_Required work_
Extract the lines that hold the string "this".

_Exercise inputs_
____________________

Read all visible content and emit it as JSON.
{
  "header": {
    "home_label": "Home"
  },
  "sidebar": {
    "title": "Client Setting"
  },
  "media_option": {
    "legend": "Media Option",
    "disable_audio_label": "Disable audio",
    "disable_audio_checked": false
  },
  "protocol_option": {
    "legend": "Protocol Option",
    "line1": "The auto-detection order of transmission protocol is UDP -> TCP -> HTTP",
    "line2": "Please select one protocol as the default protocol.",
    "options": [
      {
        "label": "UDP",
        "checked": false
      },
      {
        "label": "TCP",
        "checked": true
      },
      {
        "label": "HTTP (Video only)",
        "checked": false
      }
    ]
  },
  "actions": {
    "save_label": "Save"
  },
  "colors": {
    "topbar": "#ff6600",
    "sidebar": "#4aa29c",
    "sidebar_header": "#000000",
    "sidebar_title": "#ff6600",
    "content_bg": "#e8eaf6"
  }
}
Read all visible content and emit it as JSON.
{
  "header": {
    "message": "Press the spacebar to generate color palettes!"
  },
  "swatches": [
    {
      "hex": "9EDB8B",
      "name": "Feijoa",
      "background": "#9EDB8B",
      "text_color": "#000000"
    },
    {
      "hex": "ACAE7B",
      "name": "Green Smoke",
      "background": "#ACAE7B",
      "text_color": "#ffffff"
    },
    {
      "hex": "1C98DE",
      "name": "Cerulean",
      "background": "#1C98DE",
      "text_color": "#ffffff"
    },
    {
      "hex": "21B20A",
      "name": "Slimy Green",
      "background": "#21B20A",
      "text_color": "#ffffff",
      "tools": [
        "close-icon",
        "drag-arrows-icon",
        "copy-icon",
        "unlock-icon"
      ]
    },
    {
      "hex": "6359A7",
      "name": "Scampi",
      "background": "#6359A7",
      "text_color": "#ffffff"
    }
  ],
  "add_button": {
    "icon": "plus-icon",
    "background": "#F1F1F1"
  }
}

____________________

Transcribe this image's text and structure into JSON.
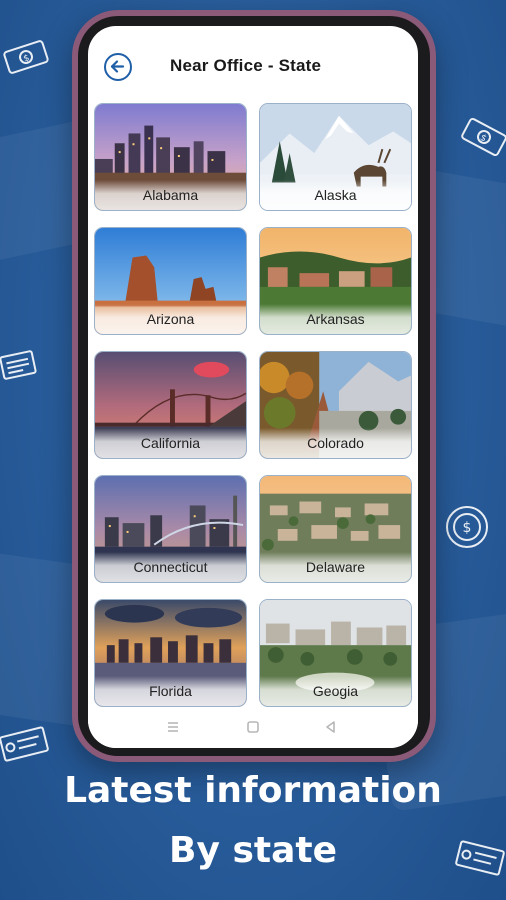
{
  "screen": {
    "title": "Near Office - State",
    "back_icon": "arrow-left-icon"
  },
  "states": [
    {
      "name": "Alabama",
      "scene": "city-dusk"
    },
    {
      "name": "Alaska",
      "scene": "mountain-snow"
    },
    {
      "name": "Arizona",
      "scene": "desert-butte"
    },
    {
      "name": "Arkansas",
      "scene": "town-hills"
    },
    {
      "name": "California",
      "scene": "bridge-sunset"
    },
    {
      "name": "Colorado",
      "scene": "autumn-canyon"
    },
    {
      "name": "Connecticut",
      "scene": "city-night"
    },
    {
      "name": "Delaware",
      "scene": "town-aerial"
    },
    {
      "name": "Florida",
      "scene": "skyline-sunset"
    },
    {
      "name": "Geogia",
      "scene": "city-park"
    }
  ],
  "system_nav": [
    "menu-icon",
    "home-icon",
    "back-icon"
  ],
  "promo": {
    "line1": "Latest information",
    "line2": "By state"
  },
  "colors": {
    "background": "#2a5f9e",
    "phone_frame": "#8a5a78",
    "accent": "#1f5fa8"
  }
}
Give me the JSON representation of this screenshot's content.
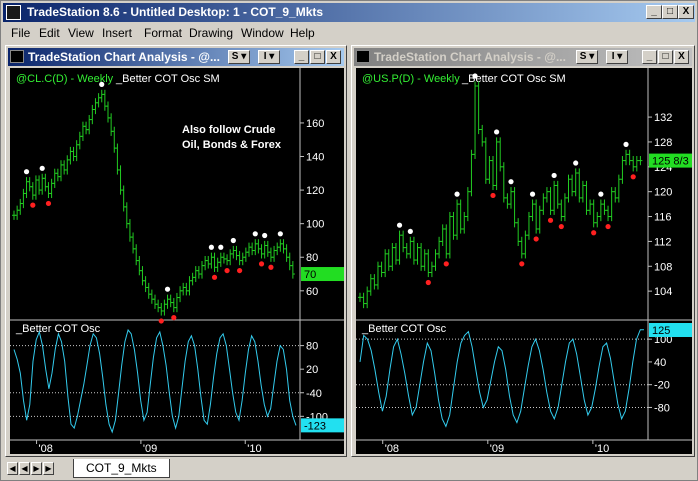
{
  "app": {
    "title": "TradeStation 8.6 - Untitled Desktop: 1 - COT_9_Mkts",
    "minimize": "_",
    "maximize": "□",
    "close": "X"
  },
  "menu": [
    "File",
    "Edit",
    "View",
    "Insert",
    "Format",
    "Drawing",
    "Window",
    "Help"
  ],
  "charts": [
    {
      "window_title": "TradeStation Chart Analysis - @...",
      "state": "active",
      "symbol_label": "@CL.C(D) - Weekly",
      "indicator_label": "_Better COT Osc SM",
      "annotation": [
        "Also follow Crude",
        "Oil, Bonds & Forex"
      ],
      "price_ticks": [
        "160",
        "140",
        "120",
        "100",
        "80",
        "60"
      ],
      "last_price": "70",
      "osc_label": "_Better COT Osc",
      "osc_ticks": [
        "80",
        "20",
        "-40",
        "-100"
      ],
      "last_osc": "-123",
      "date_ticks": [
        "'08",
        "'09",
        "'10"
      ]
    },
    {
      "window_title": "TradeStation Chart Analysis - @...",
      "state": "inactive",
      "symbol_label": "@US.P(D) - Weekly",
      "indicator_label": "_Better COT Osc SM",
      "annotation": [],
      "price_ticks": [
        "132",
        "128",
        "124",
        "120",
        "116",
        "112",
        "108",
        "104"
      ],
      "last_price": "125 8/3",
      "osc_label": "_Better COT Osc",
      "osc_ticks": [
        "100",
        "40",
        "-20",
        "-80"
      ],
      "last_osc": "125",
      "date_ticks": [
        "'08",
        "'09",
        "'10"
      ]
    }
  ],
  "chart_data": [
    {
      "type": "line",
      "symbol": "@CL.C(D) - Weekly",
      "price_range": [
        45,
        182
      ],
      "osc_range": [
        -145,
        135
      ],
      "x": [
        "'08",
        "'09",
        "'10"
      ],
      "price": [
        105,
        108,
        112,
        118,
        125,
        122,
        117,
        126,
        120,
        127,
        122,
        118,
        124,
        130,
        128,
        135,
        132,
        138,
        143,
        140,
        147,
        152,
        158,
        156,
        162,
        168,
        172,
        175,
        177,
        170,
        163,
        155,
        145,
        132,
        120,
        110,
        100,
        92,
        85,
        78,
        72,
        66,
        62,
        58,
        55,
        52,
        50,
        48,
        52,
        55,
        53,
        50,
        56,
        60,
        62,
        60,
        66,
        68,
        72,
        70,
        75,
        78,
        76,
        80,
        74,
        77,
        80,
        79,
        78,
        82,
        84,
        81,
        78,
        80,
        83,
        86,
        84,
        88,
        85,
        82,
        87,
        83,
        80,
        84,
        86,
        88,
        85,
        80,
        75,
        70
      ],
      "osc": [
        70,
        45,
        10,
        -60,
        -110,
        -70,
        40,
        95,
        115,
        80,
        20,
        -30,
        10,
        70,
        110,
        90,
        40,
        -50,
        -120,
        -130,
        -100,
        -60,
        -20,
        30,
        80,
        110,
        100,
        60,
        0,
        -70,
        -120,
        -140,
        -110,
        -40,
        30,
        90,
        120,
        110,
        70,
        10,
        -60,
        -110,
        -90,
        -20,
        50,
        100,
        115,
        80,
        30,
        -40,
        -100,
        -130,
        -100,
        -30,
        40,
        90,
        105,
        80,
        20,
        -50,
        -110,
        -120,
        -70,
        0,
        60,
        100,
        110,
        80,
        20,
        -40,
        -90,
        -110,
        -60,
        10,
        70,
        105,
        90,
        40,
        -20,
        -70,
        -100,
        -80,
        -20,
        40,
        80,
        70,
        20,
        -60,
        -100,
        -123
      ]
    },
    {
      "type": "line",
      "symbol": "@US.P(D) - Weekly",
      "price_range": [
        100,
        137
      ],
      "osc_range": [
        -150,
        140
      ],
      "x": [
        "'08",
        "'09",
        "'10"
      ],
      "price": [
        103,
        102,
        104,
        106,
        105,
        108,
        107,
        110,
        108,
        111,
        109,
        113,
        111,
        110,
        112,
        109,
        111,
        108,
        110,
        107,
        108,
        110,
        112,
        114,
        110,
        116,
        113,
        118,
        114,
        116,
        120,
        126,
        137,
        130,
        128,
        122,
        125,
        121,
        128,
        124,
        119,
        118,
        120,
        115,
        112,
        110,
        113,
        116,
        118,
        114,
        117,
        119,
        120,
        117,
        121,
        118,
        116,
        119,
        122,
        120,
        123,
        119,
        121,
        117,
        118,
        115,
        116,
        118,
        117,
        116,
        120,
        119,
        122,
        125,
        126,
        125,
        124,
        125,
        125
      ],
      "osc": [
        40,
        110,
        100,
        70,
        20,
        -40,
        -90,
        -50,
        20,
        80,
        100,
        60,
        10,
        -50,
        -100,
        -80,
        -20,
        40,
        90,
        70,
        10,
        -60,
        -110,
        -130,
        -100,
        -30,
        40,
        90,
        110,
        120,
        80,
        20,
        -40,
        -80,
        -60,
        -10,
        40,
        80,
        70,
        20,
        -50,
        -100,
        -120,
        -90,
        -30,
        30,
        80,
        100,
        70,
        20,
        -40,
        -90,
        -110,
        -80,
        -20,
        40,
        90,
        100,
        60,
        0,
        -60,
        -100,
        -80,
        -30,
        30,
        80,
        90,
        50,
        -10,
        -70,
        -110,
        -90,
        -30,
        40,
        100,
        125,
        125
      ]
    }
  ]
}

____________________

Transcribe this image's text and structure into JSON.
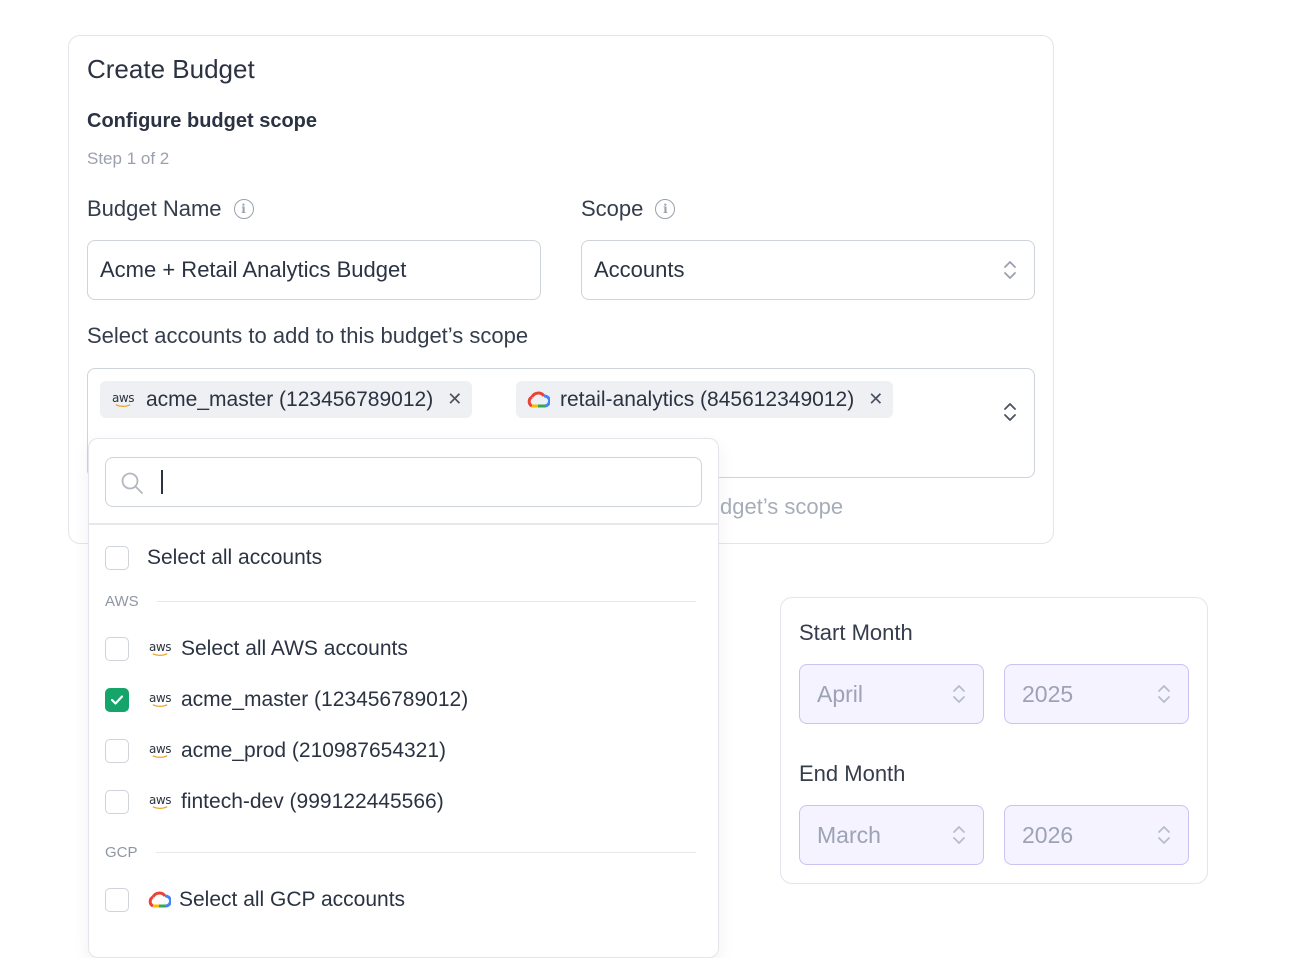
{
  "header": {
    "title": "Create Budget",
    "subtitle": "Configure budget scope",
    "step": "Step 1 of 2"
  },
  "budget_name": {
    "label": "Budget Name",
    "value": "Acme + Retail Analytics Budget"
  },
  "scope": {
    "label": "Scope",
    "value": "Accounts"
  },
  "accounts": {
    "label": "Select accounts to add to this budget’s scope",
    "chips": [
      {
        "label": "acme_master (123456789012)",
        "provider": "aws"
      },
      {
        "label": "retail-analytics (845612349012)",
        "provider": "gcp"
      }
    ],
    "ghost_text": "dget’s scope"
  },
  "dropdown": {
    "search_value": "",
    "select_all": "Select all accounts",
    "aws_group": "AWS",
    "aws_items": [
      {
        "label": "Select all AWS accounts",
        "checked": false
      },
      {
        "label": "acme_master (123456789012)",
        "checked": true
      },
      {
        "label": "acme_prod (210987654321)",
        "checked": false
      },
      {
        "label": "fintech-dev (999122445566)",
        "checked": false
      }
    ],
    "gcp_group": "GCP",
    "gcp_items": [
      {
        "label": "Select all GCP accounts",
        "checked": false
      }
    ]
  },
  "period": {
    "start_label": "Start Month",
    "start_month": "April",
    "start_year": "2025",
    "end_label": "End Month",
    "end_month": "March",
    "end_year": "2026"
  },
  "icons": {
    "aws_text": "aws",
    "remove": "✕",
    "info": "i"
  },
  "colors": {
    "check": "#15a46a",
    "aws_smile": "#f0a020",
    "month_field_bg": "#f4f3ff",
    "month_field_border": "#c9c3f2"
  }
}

____________________

_Reply_
Transcribe this image's text and structure into JSON.
Give me the JSON representation of this screenshot's content.
Transcribe this image's text and structure into JSON.
    "label": "Select accounts to add to this budget’s scope",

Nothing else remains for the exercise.